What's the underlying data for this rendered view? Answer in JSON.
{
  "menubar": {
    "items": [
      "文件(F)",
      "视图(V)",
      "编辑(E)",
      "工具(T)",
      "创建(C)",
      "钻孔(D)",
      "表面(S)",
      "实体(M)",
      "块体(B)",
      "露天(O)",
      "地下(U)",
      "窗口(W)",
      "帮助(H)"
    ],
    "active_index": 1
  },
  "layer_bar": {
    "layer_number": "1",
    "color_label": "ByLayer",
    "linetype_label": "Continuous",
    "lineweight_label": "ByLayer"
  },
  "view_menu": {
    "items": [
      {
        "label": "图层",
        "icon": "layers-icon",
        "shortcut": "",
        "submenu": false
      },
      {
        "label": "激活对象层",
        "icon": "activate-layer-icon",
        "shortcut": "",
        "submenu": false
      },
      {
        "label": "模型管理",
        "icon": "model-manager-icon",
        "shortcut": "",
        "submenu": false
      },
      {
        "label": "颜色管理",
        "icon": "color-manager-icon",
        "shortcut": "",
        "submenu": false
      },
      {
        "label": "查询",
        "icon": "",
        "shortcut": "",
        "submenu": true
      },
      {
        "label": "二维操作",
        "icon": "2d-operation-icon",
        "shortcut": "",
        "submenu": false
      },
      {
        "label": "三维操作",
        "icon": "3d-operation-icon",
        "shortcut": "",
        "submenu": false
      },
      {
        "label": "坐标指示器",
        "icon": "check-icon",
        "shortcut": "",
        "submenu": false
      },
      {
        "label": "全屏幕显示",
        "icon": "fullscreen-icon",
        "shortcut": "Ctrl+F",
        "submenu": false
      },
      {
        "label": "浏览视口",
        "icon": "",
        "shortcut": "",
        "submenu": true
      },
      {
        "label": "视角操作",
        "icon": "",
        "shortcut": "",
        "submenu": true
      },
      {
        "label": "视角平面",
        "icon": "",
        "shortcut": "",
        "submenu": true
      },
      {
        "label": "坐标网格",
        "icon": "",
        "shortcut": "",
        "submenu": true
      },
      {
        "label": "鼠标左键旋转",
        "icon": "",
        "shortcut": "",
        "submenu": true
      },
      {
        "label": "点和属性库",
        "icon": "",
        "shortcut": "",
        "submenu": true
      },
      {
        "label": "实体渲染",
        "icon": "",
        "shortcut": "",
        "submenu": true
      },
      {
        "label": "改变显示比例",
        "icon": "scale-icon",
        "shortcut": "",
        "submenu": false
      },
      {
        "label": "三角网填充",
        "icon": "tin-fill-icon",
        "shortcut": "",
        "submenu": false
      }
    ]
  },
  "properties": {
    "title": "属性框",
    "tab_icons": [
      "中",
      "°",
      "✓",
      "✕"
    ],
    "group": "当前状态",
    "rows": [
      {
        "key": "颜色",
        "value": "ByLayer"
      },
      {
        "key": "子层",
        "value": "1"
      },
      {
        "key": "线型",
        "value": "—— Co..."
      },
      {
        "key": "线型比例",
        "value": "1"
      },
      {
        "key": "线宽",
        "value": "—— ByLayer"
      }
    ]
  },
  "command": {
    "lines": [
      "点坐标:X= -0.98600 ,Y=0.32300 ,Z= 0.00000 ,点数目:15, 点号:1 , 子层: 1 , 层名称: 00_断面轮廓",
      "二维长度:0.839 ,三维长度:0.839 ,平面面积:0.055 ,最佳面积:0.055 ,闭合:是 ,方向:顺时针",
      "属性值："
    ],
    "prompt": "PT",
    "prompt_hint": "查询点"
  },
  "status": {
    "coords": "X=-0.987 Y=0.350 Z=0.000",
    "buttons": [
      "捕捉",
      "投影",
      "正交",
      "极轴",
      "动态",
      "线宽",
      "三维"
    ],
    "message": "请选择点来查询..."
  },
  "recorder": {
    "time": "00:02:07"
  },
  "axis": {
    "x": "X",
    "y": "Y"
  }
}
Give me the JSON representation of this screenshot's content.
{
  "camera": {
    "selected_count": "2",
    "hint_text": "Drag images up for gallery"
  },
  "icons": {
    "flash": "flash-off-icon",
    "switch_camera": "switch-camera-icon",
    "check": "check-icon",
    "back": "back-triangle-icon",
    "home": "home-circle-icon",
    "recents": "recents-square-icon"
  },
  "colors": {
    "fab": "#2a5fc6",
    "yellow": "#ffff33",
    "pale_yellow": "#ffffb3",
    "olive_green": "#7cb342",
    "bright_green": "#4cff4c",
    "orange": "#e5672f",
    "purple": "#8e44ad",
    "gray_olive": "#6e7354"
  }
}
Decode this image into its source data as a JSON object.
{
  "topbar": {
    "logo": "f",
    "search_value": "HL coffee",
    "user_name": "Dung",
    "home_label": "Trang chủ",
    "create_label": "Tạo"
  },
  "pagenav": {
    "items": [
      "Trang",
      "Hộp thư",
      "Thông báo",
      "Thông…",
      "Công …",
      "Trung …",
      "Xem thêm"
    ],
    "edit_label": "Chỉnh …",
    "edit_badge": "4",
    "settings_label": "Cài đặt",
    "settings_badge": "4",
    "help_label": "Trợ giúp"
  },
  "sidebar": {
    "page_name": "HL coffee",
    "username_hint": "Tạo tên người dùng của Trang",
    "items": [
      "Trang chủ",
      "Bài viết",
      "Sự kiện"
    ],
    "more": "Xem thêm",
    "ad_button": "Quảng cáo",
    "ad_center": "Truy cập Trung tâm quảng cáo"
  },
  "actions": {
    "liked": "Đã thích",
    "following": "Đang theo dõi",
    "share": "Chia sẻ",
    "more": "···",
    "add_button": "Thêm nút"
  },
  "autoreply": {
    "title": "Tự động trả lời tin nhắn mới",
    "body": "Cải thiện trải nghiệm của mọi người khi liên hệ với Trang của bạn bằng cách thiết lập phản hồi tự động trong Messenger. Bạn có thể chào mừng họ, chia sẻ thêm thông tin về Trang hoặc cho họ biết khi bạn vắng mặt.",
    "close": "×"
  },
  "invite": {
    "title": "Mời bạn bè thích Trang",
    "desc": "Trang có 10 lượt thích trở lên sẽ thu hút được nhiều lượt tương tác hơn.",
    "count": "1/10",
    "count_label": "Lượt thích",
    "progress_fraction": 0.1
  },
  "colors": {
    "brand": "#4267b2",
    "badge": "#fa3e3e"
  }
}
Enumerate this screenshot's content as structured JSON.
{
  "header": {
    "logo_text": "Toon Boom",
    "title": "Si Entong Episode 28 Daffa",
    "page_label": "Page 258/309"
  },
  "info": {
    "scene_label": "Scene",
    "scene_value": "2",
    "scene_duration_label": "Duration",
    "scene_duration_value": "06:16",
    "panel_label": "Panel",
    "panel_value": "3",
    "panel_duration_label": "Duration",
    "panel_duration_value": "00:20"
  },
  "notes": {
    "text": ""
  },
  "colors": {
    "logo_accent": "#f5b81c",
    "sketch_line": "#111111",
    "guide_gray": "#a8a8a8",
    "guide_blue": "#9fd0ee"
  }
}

___

Problem to solve » Find "operation". Copy every line it occurs in.

Right answer »
        "icon": "2d-operation-icon",
        "icon": "3d-operation-icon",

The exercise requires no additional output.